> _Work to be completed_
Records follow. Pull out every line that contains "text".

> _Data excerpts_
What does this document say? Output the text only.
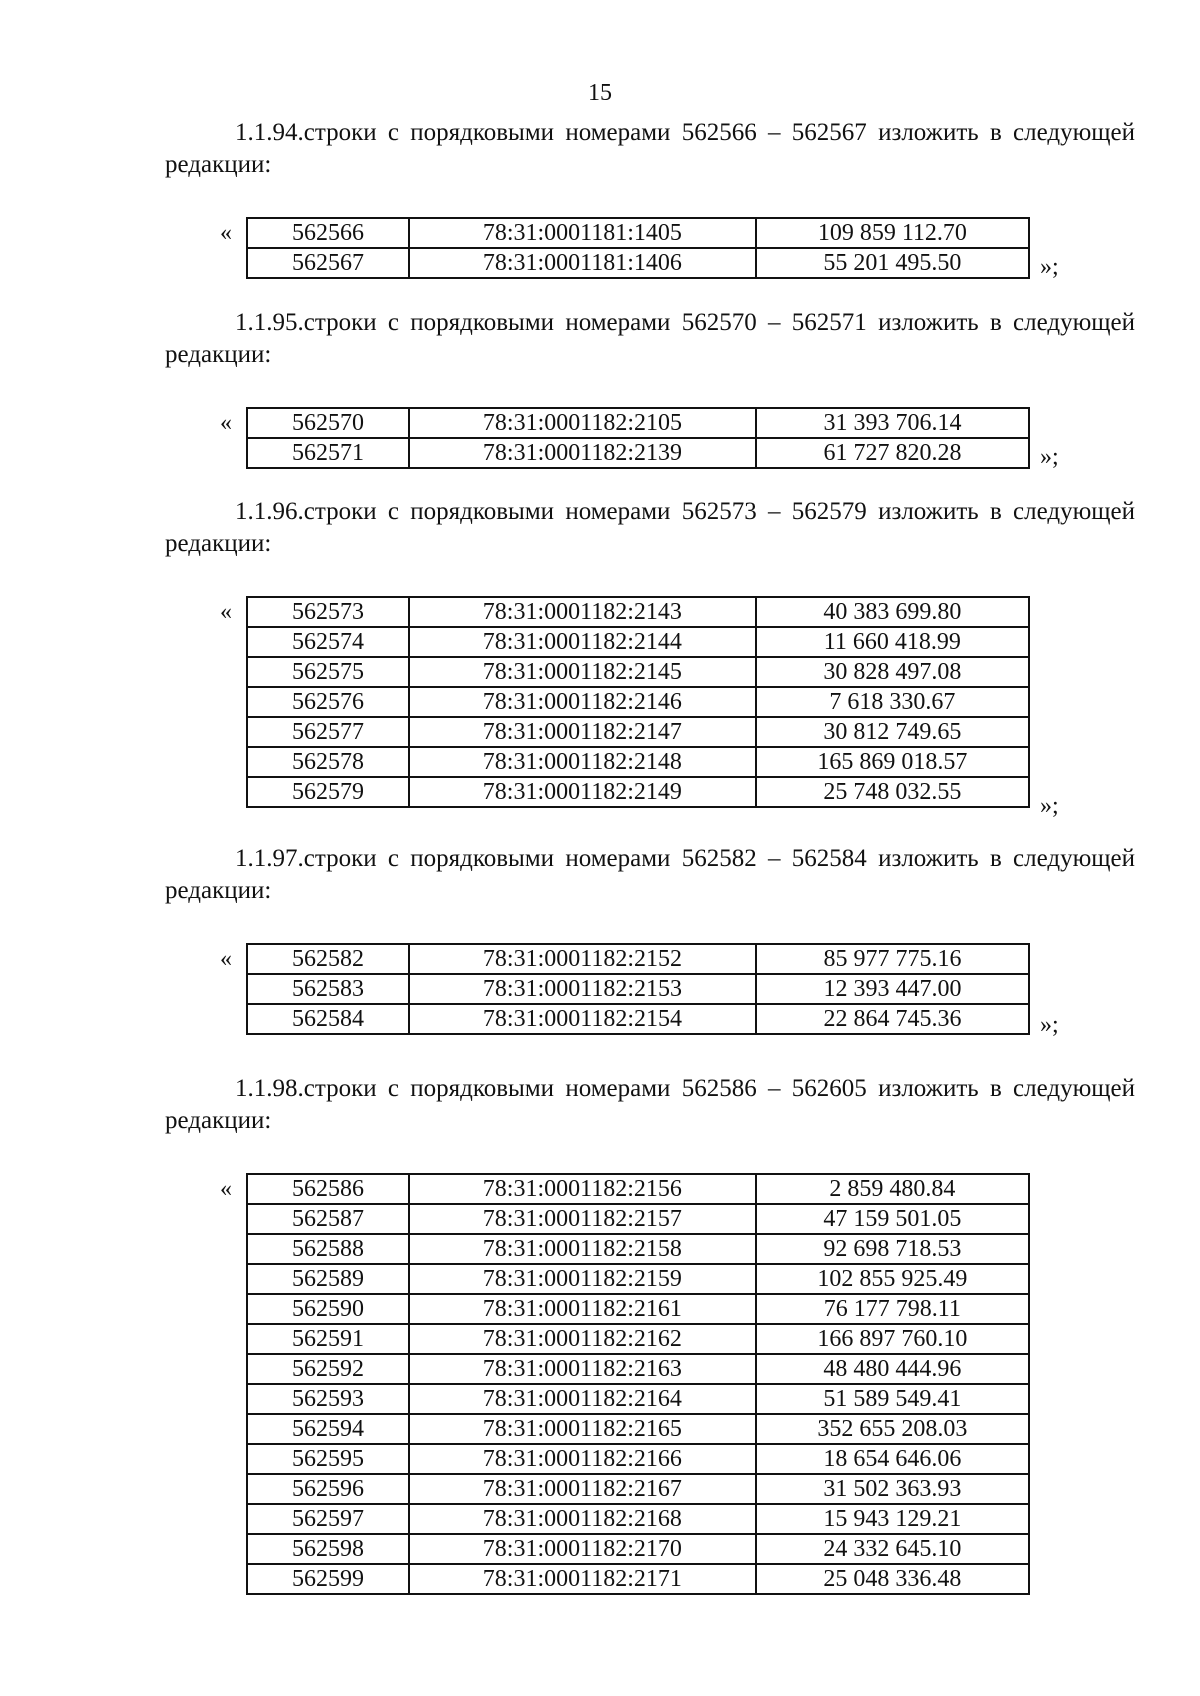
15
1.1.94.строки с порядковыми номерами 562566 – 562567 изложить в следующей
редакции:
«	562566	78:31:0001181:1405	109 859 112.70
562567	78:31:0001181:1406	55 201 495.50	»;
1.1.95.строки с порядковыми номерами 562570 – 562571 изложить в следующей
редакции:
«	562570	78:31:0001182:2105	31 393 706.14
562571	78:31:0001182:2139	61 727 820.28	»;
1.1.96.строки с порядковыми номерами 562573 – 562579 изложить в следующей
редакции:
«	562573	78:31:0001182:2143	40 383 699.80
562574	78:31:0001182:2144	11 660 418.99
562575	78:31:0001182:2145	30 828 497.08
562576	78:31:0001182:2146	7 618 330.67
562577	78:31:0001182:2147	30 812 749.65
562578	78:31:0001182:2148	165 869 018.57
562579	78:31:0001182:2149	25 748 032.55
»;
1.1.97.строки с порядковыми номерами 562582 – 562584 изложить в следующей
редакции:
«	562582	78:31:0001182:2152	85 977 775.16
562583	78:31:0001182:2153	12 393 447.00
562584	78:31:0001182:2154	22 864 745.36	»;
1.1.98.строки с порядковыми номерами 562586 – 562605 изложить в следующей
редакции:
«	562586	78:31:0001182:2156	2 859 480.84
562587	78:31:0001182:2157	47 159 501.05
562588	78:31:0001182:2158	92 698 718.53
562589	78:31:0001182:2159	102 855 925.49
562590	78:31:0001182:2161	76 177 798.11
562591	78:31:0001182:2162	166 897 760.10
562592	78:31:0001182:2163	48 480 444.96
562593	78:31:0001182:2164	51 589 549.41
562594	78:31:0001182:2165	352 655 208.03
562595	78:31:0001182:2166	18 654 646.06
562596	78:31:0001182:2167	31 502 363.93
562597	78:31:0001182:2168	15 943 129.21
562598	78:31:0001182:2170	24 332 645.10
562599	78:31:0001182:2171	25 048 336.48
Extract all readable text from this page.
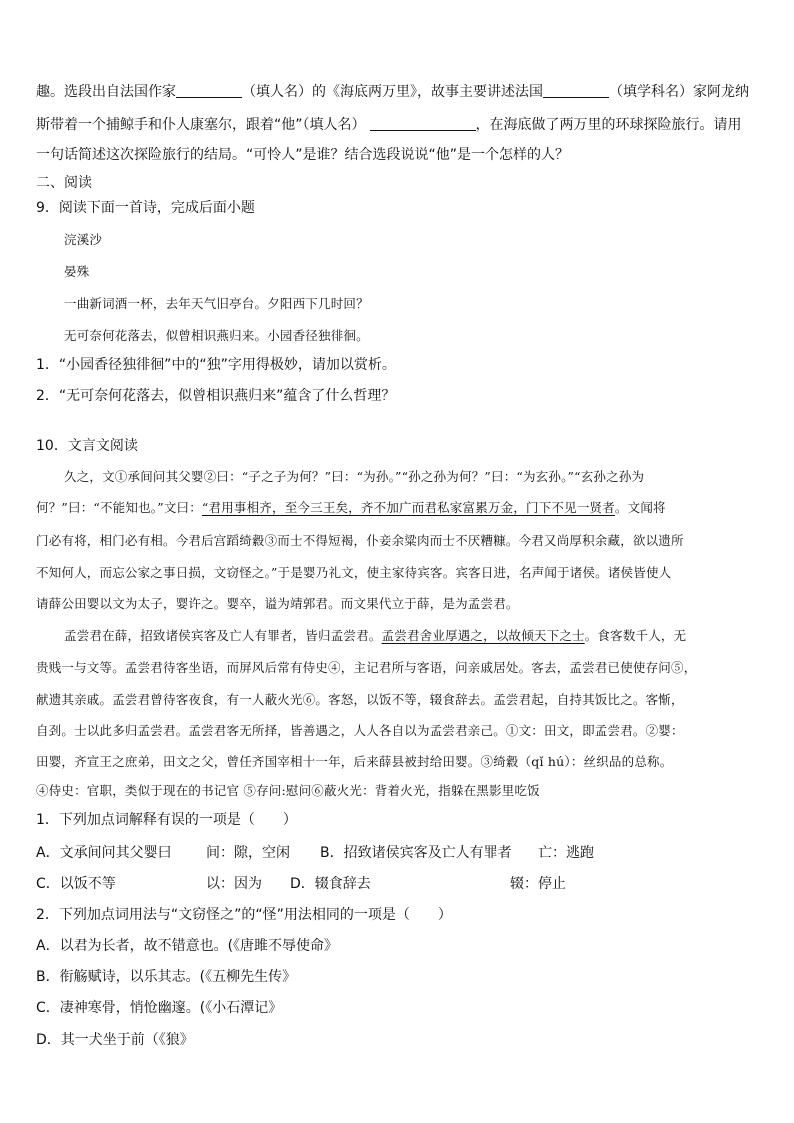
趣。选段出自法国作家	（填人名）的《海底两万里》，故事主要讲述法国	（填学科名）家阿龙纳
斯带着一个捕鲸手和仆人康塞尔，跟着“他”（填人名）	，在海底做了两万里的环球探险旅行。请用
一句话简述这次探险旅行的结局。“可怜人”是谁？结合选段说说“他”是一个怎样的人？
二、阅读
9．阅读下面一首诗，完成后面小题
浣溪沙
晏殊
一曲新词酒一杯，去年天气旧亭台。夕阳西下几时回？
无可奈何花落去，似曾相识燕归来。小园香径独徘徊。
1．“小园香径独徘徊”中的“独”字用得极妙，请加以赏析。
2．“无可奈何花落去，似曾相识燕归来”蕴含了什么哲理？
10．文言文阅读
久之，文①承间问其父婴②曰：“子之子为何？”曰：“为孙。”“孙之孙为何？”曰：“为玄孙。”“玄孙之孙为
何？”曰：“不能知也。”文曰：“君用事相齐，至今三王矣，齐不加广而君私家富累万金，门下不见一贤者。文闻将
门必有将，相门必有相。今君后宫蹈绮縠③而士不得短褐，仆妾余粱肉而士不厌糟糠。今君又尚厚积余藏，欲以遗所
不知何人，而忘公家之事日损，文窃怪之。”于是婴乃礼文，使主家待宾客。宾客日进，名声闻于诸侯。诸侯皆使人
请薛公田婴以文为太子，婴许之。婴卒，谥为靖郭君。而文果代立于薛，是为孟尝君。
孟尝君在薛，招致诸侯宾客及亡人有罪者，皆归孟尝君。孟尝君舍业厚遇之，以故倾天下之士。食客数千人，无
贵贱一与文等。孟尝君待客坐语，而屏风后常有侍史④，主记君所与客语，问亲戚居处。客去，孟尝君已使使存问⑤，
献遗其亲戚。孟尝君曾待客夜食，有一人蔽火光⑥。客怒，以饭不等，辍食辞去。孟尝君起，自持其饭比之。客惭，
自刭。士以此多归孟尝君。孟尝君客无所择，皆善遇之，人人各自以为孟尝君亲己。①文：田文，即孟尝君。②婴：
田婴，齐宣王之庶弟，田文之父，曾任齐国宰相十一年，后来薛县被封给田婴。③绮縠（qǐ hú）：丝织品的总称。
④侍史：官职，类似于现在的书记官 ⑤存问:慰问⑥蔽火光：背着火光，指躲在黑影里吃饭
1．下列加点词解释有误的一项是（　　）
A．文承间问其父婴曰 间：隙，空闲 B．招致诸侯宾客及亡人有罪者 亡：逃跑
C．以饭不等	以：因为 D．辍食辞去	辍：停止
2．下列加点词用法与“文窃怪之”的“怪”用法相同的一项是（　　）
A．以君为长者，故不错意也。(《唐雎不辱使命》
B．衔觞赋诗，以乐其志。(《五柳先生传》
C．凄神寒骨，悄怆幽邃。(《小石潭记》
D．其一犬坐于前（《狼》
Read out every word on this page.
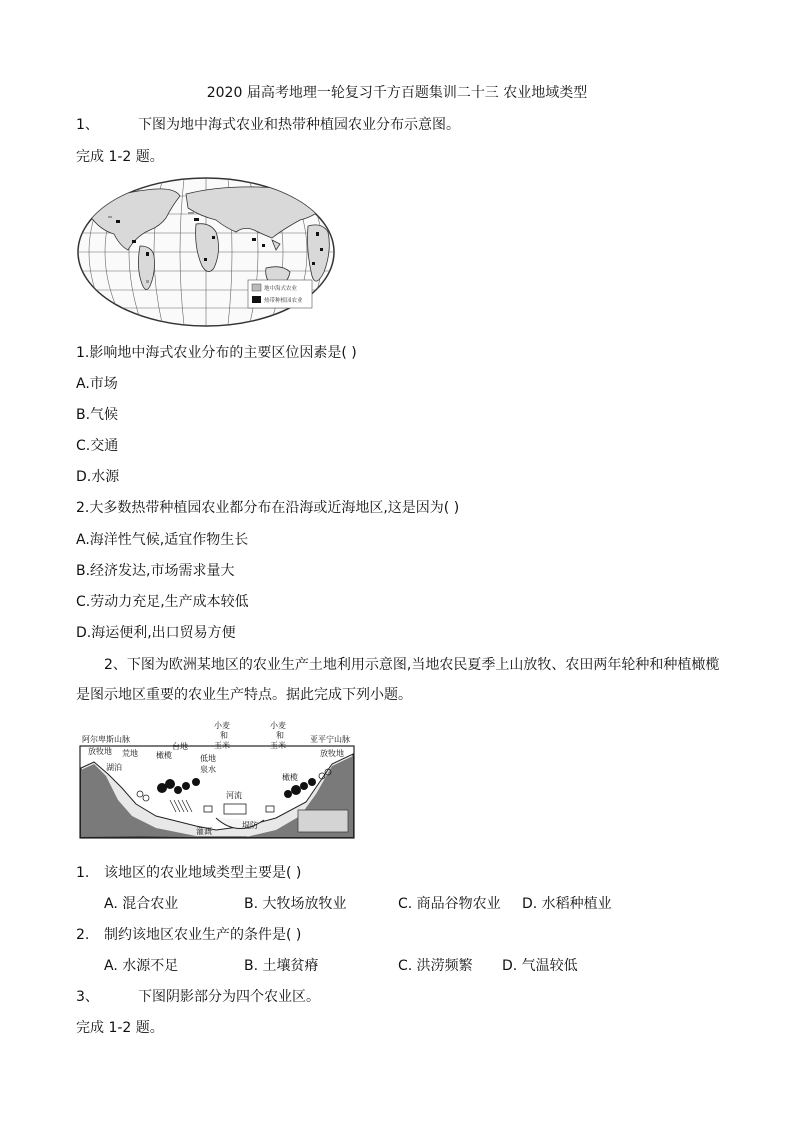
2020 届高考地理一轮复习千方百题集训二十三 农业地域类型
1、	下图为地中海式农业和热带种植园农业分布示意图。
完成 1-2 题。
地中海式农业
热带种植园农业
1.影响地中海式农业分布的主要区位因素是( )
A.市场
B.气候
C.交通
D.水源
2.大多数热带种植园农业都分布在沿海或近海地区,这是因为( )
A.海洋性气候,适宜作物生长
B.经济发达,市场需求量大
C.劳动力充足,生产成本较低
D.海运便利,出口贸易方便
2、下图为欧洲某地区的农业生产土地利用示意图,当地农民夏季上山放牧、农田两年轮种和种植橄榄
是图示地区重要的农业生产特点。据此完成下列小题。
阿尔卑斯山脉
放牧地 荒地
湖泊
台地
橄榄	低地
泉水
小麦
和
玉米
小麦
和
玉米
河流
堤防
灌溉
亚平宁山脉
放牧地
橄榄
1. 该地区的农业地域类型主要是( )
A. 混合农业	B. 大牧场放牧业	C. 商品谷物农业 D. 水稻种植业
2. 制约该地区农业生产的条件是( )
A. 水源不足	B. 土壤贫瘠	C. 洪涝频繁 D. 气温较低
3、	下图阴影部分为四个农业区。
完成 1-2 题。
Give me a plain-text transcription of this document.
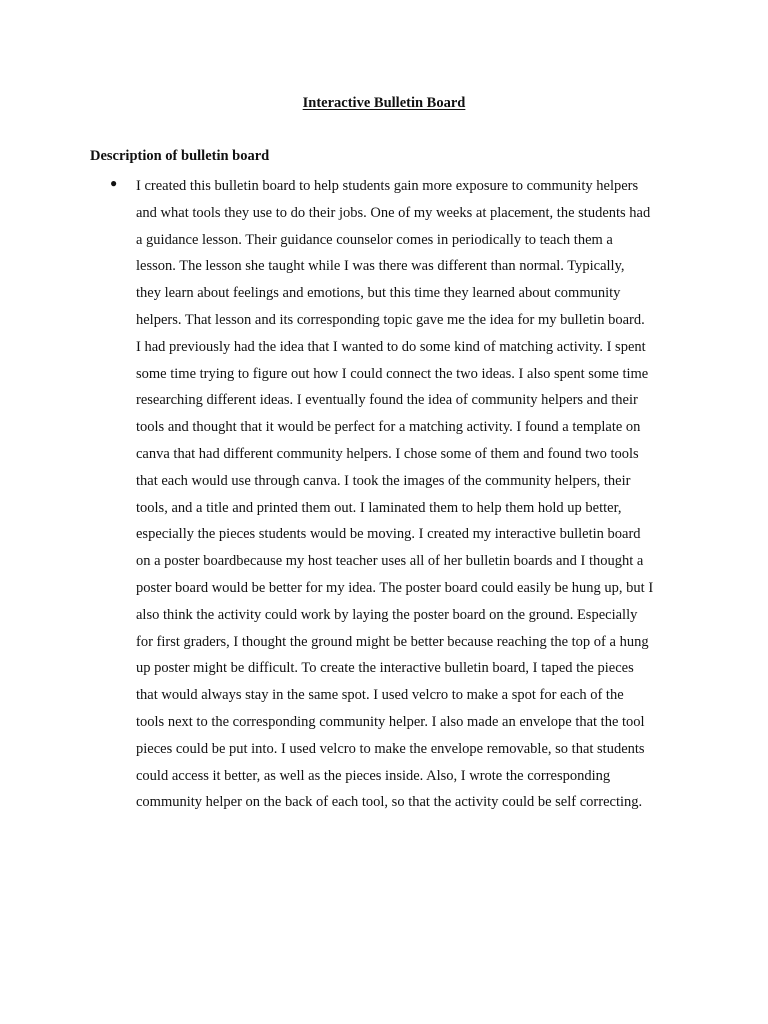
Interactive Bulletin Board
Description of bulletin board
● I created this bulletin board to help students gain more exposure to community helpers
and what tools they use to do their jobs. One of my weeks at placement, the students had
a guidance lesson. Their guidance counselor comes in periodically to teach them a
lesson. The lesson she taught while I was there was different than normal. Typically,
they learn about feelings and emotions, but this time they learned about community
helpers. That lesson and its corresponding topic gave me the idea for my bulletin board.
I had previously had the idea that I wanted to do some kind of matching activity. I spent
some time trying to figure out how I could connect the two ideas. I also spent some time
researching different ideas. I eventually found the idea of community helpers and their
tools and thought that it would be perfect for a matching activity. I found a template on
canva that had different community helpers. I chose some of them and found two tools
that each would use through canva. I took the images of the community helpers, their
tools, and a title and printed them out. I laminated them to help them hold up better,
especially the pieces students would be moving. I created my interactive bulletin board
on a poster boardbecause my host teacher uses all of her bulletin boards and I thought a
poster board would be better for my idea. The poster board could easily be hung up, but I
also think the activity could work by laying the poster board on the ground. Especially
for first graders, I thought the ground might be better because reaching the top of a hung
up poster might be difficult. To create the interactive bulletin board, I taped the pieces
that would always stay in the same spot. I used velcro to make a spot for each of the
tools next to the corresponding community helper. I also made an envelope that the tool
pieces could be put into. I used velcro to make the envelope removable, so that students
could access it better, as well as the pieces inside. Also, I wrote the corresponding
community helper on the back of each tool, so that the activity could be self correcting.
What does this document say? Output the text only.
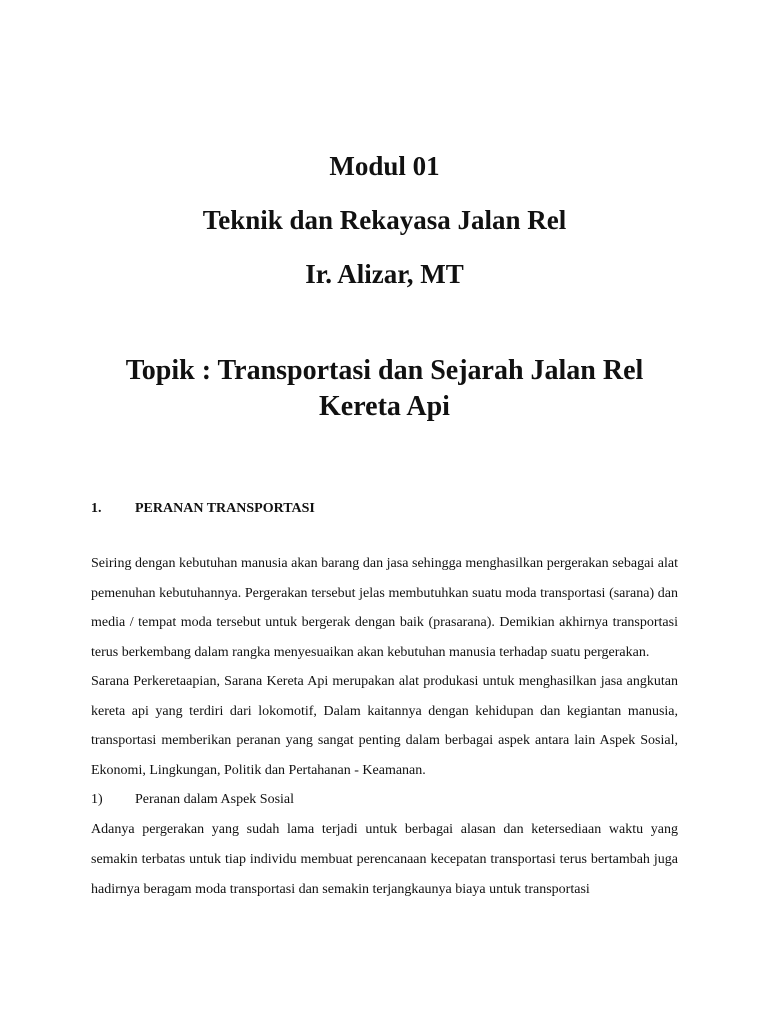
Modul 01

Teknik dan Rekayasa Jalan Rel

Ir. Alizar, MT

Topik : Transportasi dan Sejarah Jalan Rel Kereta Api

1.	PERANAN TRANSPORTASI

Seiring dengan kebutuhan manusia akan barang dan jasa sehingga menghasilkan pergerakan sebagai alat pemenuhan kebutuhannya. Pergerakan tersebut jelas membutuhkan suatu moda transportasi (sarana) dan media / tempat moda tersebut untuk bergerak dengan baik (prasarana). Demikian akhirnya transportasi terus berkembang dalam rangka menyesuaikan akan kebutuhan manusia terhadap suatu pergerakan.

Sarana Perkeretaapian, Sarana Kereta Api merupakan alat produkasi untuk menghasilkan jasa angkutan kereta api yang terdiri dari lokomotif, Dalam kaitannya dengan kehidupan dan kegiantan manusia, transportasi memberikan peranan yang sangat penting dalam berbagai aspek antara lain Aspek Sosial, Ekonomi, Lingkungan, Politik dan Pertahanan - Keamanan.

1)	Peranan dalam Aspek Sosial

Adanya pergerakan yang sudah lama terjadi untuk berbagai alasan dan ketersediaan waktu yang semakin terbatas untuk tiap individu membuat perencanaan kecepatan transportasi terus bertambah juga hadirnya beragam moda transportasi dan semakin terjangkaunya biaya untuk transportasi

> _Reply_
What does this document say? Output the text only.
Extract all readable text from this page.
Give me a plain-text transcription of this document.
What does this document say? Output the text only.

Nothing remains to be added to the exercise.